-- begin --

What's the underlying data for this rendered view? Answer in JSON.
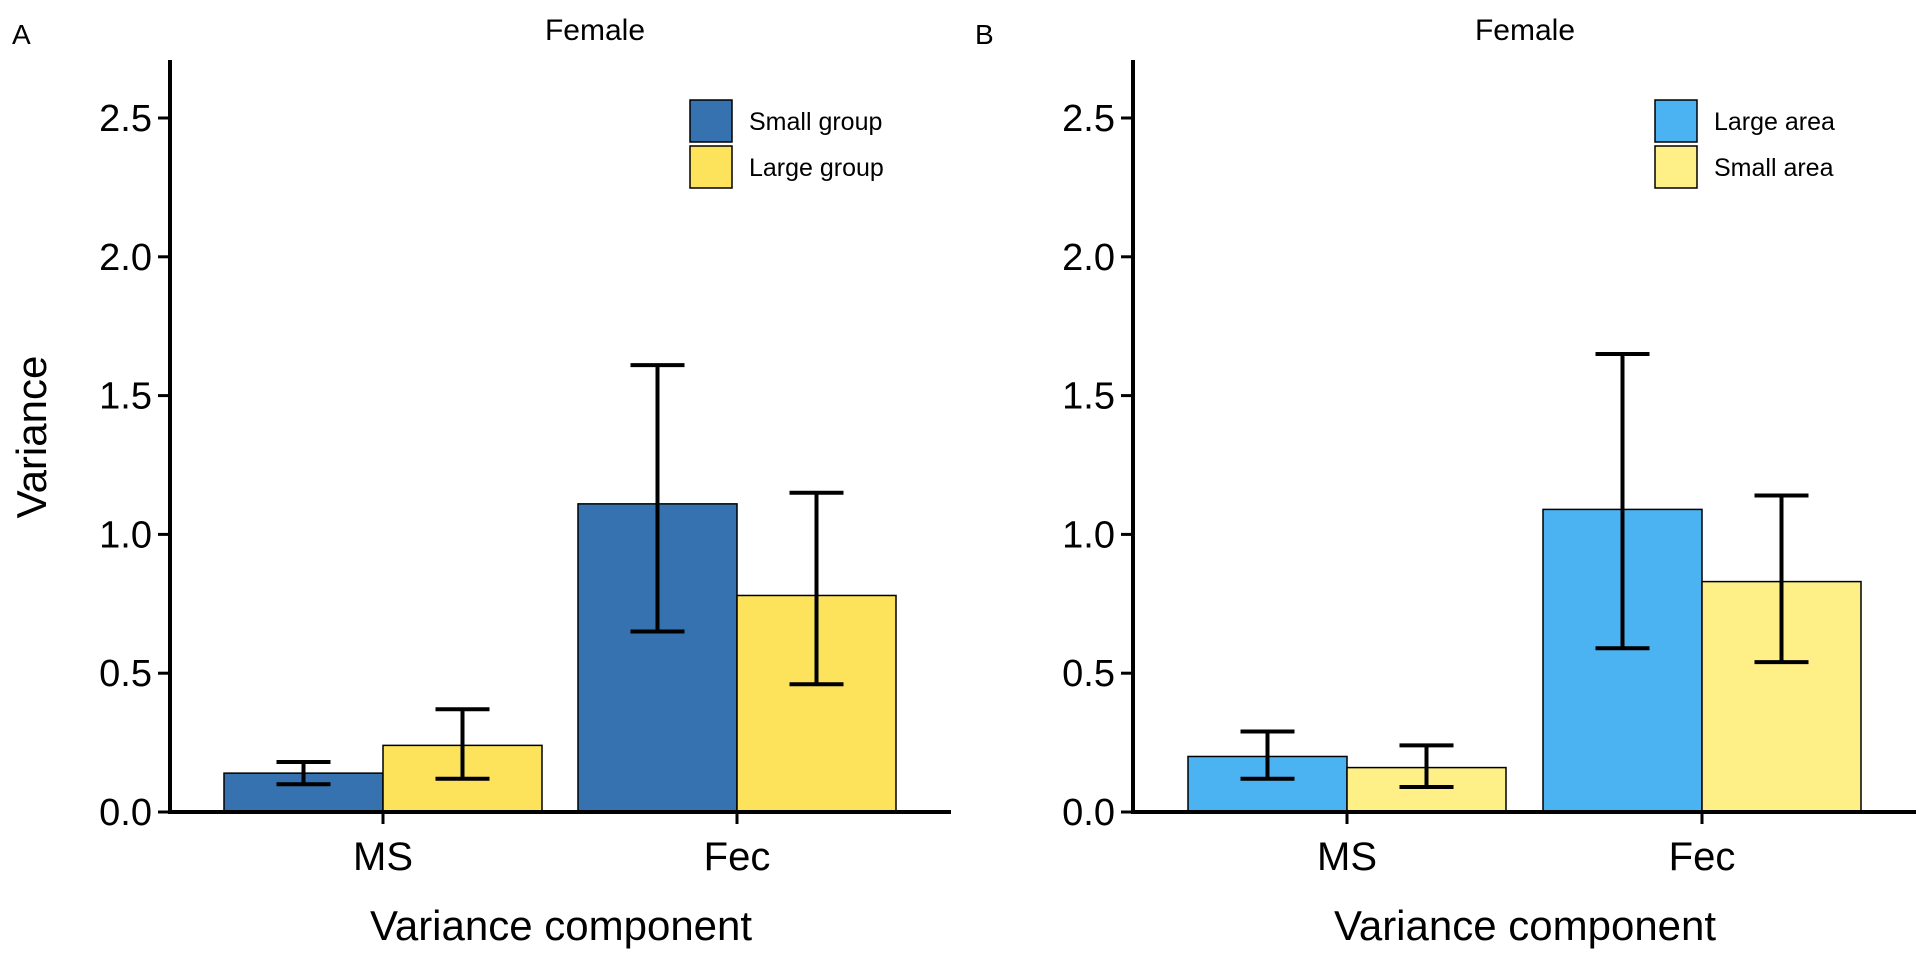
{
  "chart_data": [
    {
      "type": "bar",
      "panel": "A",
      "title": "Female",
      "xlabel": "Variance component",
      "ylabel": "Variance",
      "ylim": [
        0,
        2.7
      ],
      "yticks": [
        "0.0",
        "0.5",
        "1.0",
        "1.5",
        "2.0",
        "2.5"
      ],
      "categories": [
        "MS",
        "Fec"
      ],
      "legend_position": "top-right",
      "series": [
        {
          "name": "Small group",
          "color": "#3572AF",
          "values": [
            0.14,
            1.11
          ],
          "err_low": [
            0.1,
            0.65
          ],
          "err_high": [
            0.18,
            1.61
          ]
        },
        {
          "name": "Large group",
          "color": "#FDE25B",
          "values": [
            0.24,
            0.78
          ],
          "err_low": [
            0.12,
            0.46
          ],
          "err_high": [
            0.37,
            1.15
          ]
        }
      ]
    },
    {
      "type": "bar",
      "panel": "B",
      "title": "Female",
      "xlabel": "Variance component",
      "ylabel": "",
      "ylim": [
        0,
        2.7
      ],
      "yticks": [
        "0.0",
        "0.5",
        "1.0",
        "1.5",
        "2.0",
        "2.5"
      ],
      "categories": [
        "MS",
        "Fec"
      ],
      "legend_position": "top-right",
      "series": [
        {
          "name": "Large area",
          "color": "#4BB3F2",
          "values": [
            0.2,
            1.09
          ],
          "err_low": [
            0.12,
            0.59
          ],
          "err_high": [
            0.29,
            1.65
          ]
        },
        {
          "name": "Small area",
          "color": "#FEF087",
          "values": [
            0.16,
            0.83
          ],
          "err_low": [
            0.09,
            0.54
          ],
          "err_high": [
            0.24,
            1.14
          ]
        }
      ]
    }
  ]
}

-- end --

§ What you will do
Exactly as written, return every line of the listing, but not the pictures.

§ Response to this task
What's the underlying data for this rendered view? Answer in JSON.
{
  "chart_data": [
    {
      "type": "bar",
      "panel": "A",
      "title": "Female",
      "xlabel": "Variance component",
      "ylabel": "Variance",
      "ylim": [
        0,
        2.7
      ],
      "yticks": [
        "0.0",
        "0.5",
        "1.0",
        "1.5",
        "2.0",
        "2.5"
      ],
      "categories": [
        "MS",
        "Fec"
      ],
      "legend_position": "top-right",
      "series": [
        {
          "name": "Small group",
          "color": "#3572AF",
          "values": [
            0.14,
            1.11
          ],
          "err_low": [
            0.1,
            0.65
          ],
          "err_high": [
            0.18,
            1.61
          ]
        },
        {
          "name": "Large group",
          "color": "#FDE25B",
          "values": [
            0.24,
            0.78
          ],
          "err_low": [
            0.12,
            0.46
          ],
          "err_high": [
            0.37,
            1.15
          ]
        }
      ]
    },
    {
      "type": "bar",
      "panel": "B",
      "title": "Female",
      "xlabel": "Variance component",
      "ylabel": "",
      "ylim": [
        0,
        2.7
      ],
      "yticks": [
        "0.0",
        "0.5",
        "1.0",
        "1.5",
        "2.0",
        "2.5"
      ],
      "categories": [
        "MS",
        "Fec"
      ],
      "legend_position": "top-right",
      "series": [
        {
          "name": "Large area",
          "color": "#4BB3F2",
          "values": [
            0.2,
            1.09
          ],
          "err_low": [
            0.12,
            0.59
          ],
          "err_high": [
            0.29,
            1.65
          ]
        },
        {
          "name": "Small area",
          "color": "#FEF087",
          "values": [
            0.16,
            0.83
          ],
          "err_low": [
            0.09,
            0.54
          ],
          "err_high": [
            0.24,
            1.14
          ]
        }
      ]
    }
  ]
}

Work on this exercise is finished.